* _Direction_
Scan the lines below for the word "pour". Copy each line you find it in.
**********
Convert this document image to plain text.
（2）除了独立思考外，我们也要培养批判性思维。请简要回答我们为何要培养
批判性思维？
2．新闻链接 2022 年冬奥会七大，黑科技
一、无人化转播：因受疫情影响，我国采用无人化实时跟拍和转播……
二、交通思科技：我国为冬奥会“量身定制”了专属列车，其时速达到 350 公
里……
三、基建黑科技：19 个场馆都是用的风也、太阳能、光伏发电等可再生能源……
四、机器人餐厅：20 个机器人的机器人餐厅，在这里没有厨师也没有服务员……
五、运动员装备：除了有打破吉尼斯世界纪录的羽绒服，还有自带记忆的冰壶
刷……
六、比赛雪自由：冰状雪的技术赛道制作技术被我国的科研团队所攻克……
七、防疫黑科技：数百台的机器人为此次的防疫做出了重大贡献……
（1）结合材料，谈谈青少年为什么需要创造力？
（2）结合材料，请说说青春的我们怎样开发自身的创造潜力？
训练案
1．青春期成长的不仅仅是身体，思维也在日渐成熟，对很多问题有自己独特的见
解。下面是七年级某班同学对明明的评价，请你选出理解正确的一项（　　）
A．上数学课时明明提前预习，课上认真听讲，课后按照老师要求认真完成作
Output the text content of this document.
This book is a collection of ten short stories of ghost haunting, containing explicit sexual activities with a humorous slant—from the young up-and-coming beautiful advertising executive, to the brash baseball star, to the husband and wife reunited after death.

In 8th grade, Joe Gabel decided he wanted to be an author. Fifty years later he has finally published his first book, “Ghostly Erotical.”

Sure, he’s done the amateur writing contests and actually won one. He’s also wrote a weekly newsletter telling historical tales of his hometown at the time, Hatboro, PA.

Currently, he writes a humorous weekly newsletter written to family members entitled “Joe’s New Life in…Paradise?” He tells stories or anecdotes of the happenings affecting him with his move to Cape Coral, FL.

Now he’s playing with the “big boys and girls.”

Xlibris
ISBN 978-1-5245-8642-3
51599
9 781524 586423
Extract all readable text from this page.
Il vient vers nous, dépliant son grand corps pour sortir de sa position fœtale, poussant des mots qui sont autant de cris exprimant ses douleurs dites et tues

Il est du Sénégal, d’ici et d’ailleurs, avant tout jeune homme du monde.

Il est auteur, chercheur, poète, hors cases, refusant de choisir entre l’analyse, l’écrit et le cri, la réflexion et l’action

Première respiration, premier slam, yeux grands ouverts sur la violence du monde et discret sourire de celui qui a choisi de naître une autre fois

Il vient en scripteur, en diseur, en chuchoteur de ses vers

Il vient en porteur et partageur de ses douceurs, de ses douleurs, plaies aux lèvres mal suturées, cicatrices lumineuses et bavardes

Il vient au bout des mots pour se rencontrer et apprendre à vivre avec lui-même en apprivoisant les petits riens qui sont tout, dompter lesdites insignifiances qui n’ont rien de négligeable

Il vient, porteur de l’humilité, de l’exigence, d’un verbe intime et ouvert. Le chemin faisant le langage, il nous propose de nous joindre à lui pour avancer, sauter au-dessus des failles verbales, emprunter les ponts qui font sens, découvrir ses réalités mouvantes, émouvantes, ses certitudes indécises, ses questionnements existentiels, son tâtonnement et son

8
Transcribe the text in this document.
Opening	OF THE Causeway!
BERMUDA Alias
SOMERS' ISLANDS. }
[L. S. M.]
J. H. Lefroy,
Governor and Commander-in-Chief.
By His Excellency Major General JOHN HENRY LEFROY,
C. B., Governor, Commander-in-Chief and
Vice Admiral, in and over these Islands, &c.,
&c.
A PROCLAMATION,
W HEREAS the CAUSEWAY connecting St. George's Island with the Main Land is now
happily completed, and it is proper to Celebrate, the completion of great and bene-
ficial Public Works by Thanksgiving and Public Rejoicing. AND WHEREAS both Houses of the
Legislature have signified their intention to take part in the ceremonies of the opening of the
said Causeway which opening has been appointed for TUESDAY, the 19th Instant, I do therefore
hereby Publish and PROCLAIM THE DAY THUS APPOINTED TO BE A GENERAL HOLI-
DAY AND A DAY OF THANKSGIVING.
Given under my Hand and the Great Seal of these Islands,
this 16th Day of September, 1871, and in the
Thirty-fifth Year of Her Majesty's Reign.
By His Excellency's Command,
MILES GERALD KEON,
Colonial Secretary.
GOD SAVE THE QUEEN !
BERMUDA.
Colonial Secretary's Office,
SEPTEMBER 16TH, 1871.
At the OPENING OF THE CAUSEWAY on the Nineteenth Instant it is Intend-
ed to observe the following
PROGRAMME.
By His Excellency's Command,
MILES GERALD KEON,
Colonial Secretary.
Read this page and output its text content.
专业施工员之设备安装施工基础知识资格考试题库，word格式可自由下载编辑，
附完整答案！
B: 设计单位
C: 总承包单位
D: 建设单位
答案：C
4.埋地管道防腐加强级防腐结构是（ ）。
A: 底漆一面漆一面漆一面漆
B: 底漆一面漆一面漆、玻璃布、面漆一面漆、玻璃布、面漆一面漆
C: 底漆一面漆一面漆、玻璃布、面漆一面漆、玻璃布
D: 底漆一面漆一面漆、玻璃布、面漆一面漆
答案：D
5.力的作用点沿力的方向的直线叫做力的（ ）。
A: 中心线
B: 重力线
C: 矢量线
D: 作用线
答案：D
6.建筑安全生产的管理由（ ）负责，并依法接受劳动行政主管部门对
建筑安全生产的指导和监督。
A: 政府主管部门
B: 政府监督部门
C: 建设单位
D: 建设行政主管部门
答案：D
**********
* _Answer to this problem_
Il vient vers nous, dépliant son grand corps pour sortir de sa position fœtale, poussant des mots qui sont autant de cris exprimant ses douleurs dites et tues
Il vient au bout des mots pour se rencontrer et apprendre à vivre avec lui-même en apprivoisant les petits riens qui sont tout, dompter lesdites insignifiances qui n’ont rien de négligeable
Il vient, porteur de l’humilité, de l’exigence, d’un verbe intime et ouvert. Le chemin faisant le langage, il nous propose de nous joindre à lui pour avancer, sauter au-dessus des failles verbales, emprunter les ponts qui font sens, découvrir ses réalités mouvantes, émouvantes, ses certitudes indécises, ses questionnements existentiels, son tâtonnement et son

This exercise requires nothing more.